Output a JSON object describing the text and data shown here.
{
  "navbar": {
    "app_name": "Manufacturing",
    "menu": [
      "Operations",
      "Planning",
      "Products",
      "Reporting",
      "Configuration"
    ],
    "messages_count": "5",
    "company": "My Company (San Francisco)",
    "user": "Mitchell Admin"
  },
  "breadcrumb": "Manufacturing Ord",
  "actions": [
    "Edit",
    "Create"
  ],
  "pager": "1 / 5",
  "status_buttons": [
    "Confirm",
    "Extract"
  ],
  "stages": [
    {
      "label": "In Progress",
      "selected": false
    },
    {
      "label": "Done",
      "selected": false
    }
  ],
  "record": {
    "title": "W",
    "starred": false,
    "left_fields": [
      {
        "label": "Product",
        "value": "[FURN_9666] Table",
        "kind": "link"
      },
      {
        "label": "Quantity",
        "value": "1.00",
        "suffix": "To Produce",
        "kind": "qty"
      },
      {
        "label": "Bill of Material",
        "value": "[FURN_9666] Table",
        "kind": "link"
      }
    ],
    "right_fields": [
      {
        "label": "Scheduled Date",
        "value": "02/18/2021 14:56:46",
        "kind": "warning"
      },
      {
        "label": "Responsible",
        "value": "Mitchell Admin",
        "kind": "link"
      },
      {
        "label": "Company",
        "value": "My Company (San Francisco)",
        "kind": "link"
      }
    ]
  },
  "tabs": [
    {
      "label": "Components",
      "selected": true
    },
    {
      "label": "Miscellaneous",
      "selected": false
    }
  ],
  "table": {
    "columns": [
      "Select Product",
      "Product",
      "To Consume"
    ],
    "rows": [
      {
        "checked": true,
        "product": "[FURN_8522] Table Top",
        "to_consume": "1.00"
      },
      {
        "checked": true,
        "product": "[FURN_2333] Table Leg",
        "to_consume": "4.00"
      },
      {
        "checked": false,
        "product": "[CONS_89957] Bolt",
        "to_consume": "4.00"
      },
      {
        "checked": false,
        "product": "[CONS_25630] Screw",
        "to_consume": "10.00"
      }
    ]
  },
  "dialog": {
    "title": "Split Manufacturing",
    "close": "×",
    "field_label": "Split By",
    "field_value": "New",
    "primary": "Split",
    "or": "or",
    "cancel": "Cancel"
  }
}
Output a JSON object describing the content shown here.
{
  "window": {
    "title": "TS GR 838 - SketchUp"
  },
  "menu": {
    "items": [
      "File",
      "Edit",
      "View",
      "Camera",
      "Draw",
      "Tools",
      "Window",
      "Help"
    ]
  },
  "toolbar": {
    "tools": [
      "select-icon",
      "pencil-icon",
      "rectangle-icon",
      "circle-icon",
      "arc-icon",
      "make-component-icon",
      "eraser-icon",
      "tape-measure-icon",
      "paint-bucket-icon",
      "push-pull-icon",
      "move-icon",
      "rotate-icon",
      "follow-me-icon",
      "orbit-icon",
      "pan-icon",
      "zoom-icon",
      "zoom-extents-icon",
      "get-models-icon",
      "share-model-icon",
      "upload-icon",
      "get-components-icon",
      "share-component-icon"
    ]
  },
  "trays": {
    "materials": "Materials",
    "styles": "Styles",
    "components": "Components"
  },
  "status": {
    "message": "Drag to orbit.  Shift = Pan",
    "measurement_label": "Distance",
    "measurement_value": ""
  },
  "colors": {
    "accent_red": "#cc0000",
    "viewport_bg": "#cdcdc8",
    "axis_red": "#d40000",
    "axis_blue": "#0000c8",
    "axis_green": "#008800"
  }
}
##########
Find all lines where the word "orbit" appears. Copy them.

> **Output of the exercise**
      "orbit-icon",
    "message": "Drag to orbit.  Shift = Pan",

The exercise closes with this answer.